## SOURCE DOCUMENT
+ + +
So you're saying that Barry Wright is gonna be one hell of a ballplayer.
   3. Joyful Calculus Instructor Posted: October 31, 2012 at 12:55 AM (#4288992)
Lol, somehow I read "Bobby Bonilla" the first time.
   4. chrisisasavage Posted: October 31, 2012 at 01:19 AM (#4289005)
I <B MLB. A 38 year old pitcher with a bad elbow becomes a superstar out of no where by throwing a trick pitch better than anyone else ever. You say TINSTAAPP, and I say Jamie Moyer.
   5. shoewizard Posted: October 31, 2012 at 01:29 AM (#4289012)
So you're saying that Barry Wright is gonna be one hell of a ballplayer.


Either that or a terrific balladeer of love songs for the soon to get funky.

Seriously, I don't think anyone would mistake these two for "similar players", but if I toold the names out and just put up the stat line, most people would say "B" is faster, but other than that, pretty close.
   6.   Posted: October 31, 2012 at 01:40 AM (#4289018)
150 fewer strikeouts in 227 more PA is fairly significant, as is 200 more hits and the corresponding 30 more points of AVG/OBP in 5500PA.

So I don't really agree. I'm sure you can find a much closer match.
   7. shoewizard Posted: October 31, 2012 at 01:47 AM (#4289021)
Not really all that much closer. If the K's or hits are closer, things like ISO, OPS+, walks, and SB are off by a lot more.

Edit: HERE IS A REPORT

Maybe you'll like Greg Luzinski as a better comp. Or maybe my parameters suck. Dunno

   8.   Posted: October 31, 2012 at 02:40 AM (#4289027)
I rather like BB-REf's Scott Rolen pick, actually. He just missed your ISO cut off. But you're right. I retract.
   9. shoewizard Posted: October 31, 2012 at 02:51 AM (#4289028)
Agree, Rolen is a very good comp too. A little less BA and OBP, a bit more HR power. And of course closer in era, and position played is the same.

My initial post was really just noting the irony that although the stats sometimes make two players that are not similar at all look fairly similar, (depending on which ones you use of course)

   10. Walt Davis Posted: October 31, 2012 at 04:32 AM (#4289042)
It's actually a bit surprising the OPS+s come out so similar. It is generally impossible to find perfect comps (you can match pretty well on 2-3 components then you've got to start having pretty wide bounds). The Alex Gonzalezes are an exception of course.
+ + +
## RECORD EXTRACTS
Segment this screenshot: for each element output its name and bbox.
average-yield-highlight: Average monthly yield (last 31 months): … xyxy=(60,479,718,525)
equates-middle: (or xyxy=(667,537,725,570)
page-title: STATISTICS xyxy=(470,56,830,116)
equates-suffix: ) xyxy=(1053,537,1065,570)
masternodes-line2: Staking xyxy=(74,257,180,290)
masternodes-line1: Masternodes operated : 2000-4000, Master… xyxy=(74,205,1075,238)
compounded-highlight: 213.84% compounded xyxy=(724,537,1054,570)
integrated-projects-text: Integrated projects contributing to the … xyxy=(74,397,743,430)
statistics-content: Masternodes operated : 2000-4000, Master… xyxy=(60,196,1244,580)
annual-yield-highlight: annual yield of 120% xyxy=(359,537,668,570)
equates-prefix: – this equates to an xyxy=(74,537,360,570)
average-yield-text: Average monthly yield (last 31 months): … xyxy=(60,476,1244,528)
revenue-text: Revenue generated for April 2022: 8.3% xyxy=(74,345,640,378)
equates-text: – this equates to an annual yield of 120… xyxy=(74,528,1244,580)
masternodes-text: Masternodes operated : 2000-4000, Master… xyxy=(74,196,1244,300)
+ + +
## EXERCISE DESCRIPTION
Please name the player that the forum thread says BB-Ref picked as a comp. The lines are not needed for this.

## RESULT FOR THIS TASK
Scott Rolen.